▶ _Records supplied_
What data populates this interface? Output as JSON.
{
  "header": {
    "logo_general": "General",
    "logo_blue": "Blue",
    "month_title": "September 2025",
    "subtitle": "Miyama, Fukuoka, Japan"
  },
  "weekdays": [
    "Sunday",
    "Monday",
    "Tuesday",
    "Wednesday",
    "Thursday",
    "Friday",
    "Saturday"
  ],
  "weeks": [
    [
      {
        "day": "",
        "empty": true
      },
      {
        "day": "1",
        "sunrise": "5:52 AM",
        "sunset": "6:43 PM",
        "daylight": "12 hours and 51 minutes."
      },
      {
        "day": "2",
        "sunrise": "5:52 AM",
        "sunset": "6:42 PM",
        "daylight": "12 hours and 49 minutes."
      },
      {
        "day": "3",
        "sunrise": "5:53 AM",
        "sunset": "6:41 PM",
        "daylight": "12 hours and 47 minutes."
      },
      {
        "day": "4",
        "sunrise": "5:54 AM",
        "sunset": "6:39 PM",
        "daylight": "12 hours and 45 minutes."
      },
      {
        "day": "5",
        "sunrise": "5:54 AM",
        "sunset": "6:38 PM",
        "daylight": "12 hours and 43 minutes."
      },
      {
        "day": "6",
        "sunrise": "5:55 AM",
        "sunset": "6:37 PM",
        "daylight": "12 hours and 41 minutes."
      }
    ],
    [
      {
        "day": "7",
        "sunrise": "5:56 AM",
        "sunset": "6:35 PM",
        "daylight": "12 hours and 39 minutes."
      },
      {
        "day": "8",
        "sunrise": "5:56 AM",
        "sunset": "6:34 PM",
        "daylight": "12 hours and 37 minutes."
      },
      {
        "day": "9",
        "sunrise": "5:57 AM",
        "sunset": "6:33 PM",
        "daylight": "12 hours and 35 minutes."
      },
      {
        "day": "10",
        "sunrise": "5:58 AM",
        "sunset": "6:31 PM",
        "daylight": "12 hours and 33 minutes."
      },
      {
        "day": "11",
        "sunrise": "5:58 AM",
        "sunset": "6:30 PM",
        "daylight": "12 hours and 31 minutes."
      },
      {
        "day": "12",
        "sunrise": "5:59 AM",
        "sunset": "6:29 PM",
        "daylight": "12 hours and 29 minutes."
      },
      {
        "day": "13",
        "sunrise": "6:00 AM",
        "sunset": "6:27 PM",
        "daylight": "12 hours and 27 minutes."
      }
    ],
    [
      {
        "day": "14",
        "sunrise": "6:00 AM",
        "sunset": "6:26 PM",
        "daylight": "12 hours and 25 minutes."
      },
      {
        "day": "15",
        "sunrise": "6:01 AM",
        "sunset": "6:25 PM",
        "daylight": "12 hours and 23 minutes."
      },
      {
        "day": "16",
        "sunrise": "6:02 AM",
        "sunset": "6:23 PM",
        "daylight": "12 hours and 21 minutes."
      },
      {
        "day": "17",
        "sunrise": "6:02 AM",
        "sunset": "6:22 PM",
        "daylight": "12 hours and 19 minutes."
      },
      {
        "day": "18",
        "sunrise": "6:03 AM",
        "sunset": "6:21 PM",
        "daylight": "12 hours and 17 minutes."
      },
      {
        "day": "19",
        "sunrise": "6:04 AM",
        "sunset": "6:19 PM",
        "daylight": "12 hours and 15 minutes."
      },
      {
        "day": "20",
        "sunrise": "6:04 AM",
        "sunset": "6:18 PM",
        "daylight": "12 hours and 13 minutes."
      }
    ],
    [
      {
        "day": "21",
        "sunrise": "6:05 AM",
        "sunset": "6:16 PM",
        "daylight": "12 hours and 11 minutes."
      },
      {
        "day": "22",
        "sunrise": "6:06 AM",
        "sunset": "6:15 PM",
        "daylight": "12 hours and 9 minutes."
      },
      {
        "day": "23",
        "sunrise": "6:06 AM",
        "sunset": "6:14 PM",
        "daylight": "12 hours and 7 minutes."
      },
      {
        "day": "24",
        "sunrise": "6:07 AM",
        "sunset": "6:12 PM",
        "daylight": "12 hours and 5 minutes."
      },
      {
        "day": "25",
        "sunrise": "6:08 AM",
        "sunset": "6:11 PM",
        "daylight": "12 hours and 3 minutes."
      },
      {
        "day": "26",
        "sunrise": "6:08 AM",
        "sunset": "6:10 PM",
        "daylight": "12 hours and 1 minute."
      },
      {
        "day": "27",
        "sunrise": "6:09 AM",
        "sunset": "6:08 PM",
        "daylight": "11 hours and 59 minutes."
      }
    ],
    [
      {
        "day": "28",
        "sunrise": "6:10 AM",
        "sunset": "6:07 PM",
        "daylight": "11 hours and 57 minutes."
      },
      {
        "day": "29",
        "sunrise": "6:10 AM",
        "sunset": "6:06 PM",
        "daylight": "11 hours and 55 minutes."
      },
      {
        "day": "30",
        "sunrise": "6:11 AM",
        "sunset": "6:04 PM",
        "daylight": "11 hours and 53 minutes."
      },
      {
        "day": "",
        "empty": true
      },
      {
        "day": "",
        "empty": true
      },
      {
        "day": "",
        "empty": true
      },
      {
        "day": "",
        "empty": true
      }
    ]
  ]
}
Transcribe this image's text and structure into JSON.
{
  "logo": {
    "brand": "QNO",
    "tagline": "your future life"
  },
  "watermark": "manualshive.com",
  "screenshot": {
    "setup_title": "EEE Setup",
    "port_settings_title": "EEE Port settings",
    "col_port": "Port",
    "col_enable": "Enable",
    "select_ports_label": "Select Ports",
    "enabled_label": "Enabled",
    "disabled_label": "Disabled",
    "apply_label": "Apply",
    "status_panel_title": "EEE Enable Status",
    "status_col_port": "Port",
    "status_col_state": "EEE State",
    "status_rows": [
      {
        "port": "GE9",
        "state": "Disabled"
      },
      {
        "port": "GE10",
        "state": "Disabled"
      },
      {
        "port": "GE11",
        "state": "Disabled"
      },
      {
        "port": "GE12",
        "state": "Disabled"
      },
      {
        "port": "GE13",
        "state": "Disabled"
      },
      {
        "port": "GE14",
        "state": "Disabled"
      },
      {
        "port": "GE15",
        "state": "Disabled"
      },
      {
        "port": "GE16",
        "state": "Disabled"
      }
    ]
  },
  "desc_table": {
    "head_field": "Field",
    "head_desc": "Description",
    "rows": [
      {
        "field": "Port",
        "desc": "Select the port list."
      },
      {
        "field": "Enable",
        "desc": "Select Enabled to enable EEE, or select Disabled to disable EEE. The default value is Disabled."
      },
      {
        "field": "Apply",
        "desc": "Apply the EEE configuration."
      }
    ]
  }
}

▶ _The problem_
From the listing above, copy all lines holding the word "JSON".

▶ _Task solution_
What data populates this interface? Output as JSON.
Transcribe this image's text and structure into JSON.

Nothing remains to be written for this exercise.